** Begin **

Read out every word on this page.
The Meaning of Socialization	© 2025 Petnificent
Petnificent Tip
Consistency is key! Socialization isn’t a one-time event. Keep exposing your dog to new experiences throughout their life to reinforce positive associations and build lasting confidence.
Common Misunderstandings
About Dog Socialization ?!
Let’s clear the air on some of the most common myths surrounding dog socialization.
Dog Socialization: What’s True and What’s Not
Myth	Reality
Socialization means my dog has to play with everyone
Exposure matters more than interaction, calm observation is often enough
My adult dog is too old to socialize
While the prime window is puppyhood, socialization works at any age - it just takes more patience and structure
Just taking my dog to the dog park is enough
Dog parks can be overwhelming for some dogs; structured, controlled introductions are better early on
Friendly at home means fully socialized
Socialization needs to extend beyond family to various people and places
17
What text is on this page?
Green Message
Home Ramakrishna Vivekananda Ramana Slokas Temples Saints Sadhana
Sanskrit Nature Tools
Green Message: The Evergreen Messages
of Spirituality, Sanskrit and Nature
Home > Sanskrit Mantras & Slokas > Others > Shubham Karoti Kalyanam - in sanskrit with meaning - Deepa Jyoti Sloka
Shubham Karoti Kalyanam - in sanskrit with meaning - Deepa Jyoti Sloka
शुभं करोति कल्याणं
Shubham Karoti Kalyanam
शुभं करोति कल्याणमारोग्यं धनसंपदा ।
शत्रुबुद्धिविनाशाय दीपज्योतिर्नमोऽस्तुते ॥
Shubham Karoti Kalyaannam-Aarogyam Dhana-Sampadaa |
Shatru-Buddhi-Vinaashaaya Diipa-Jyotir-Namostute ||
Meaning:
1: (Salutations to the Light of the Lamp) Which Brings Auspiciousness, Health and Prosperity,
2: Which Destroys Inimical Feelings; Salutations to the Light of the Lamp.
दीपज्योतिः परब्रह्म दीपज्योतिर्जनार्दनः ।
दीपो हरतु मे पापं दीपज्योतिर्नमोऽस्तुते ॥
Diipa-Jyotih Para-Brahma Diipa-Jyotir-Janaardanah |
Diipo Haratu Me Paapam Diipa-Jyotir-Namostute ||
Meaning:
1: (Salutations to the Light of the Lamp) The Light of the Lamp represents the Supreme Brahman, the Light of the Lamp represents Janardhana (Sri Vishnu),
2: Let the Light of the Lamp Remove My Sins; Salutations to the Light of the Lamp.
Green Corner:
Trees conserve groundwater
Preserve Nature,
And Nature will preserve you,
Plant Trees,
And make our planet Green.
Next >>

** End **

* [GIVEN EXERCISE] Return every record above exactly as it appears.

* [FULL SOLUTION]
Read out every word on this page.
The Meaning of Socialization	© 2025 Petnificent
Petnificent Tip
Consistency is key! Socialization isn’t a one-time event. Keep exposing your dog to new experiences throughout their life to reinforce positive associations and build lasting confidence.
Common Misunderstandings
About Dog Socialization ?!
Let’s clear the air on some of the most common myths surrounding dog socialization.
Dog Socialization: What’s True and What’s Not
Myth	Reality
Socialization means my dog has to play with everyone
Exposure matters more than interaction, calm observation is often enough
My adult dog is too old to socialize
While the prime window is puppyhood, socialization works at any age - it just takes more patience and structure
Just taking my dog to the dog park is enough
Dog parks can be overwhelming for some dogs; structured, controlled introductions are better early on
Friendly at home means fully socialized
Socialization needs to extend beyond family to various people and places
17
What text is on this page?
Green Message
Home Ramakrishna Vivekananda Ramana Slokas Temples Saints Sadhana
Sanskrit Nature Tools
Green Message: The Evergreen Messages
of Spirituality, Sanskrit and Nature
Home > Sanskrit Mantras & Slokas > Others > Shubham Karoti Kalyanam - in sanskrit with meaning - Deepa Jyoti Sloka
Shubham Karoti Kalyanam - in sanskrit with meaning - Deepa Jyoti Sloka
शुभं करोति कल्याणं
Shubham Karoti Kalyanam
शुभं करोति कल्याणमारोग्यं धनसंपदा ।
शत्रुबुद्धिविनाशाय दीपज्योतिर्नमोऽस्तुते ॥
Shubham Karoti Kalyaannam-Aarogyam Dhana-Sampadaa |
Shatru-Buddhi-Vinaashaaya Diipa-Jyotir-Namostute ||
Meaning:
1: (Salutations to the Light of the Lamp) Which Brings Auspiciousness, Health and Prosperity,
2: Which Destroys Inimical Feelings; Salutations to the Light of the Lamp.
दीपज्योतिः परब्रह्म दीपज्योतिर्जनार्दनः ।
दीपो हरतु मे पापं दीपज्योतिर्नमोऽस्तुते ॥
Diipa-Jyotih Para-Brahma Diipa-Jyotir-Janaardanah |
Diipo Haratu Me Paapam Diipa-Jyotir-Namostute ||
Meaning:
1: (Salutations to the Light of the Lamp) The Light of the Lamp represents the Supreme Brahman, the Light of the Lamp represents Janardhana (Sri Vishnu),
2: Let the Light of the Lamp Remove My Sins; Salutations to the Light of the Lamp.
Green Corner:
Trees conserve groundwater
Preserve Nature,
And Nature will preserve you,
Plant Trees,
And make our planet Green.
Next >>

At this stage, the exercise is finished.